Given request »
Repeat each line of the material below exactly as it appears, minus any pictures.

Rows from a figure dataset

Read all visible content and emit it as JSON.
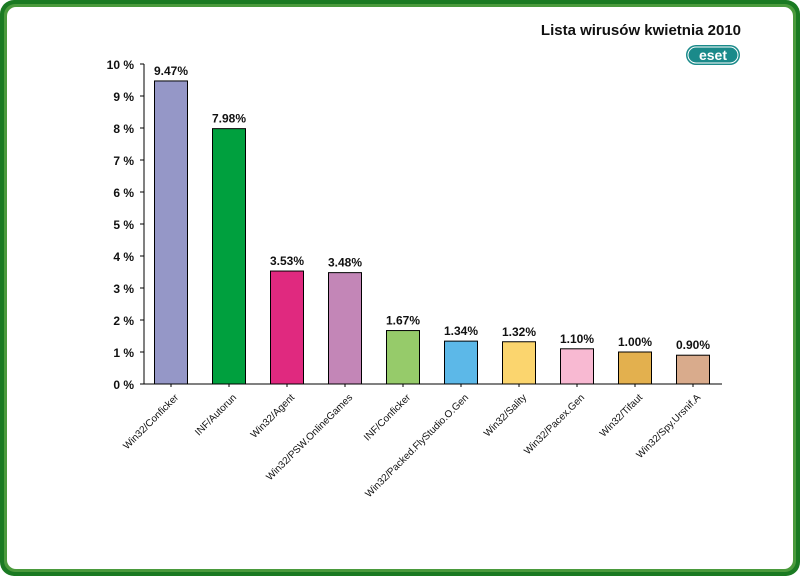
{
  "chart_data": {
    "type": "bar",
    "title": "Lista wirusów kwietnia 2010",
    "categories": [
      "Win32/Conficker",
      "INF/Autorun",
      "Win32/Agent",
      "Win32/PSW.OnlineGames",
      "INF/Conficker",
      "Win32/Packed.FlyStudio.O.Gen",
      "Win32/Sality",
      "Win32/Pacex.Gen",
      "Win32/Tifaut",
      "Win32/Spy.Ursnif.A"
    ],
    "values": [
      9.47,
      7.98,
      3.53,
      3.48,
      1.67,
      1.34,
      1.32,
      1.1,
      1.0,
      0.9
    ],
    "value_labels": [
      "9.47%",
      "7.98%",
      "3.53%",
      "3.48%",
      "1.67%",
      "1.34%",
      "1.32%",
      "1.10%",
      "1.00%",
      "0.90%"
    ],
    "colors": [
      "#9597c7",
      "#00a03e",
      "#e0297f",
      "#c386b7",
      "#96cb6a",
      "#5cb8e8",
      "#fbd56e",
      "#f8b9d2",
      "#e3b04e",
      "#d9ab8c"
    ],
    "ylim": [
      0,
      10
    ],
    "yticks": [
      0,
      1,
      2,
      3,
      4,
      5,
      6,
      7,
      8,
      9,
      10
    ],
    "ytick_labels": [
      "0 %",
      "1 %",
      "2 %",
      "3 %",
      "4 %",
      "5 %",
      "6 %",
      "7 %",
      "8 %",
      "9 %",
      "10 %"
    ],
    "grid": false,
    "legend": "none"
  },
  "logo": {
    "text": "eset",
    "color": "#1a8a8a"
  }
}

Solution for this problem »
Read all visible content and emit it as JSON.
{
  "chart_data": {
    "type": "bar",
    "title": "Lista wirusów kwietnia 2010",
    "categories": [
      "Win32/Conficker",
      "INF/Autorun",
      "Win32/Agent",
      "Win32/PSW.OnlineGames",
      "INF/Conficker",
      "Win32/Packed.FlyStudio.O.Gen",
      "Win32/Sality",
      "Win32/Pacex.Gen",
      "Win32/Tifaut",
      "Win32/Spy.Ursnif.A"
    ],
    "values": [
      9.47,
      7.98,
      3.53,
      3.48,
      1.67,
      1.34,
      1.32,
      1.1,
      1.0,
      0.9
    ],
    "value_labels": [
      "9.47%",
      "7.98%",
      "3.53%",
      "3.48%",
      "1.67%",
      "1.34%",
      "1.32%",
      "1.10%",
      "1.00%",
      "0.90%"
    ],
    "colors": [
      "#9597c7",
      "#00a03e",
      "#e0297f",
      "#c386b7",
      "#96cb6a",
      "#5cb8e8",
      "#fbd56e",
      "#f8b9d2",
      "#e3b04e",
      "#d9ab8c"
    ],
    "ylim": [
      0,
      10
    ],
    "yticks": [
      0,
      1,
      2,
      3,
      4,
      5,
      6,
      7,
      8,
      9,
      10
    ],
    "ytick_labels": [
      "0 %",
      "1 %",
      "2 %",
      "3 %",
      "4 %",
      "5 %",
      "6 %",
      "7 %",
      "8 %",
      "9 %",
      "10 %"
    ],
    "grid": false,
    "legend": "none"
  },
  "logo": {
    "text": "eset",
    "color": "#1a8a8a"
  }
}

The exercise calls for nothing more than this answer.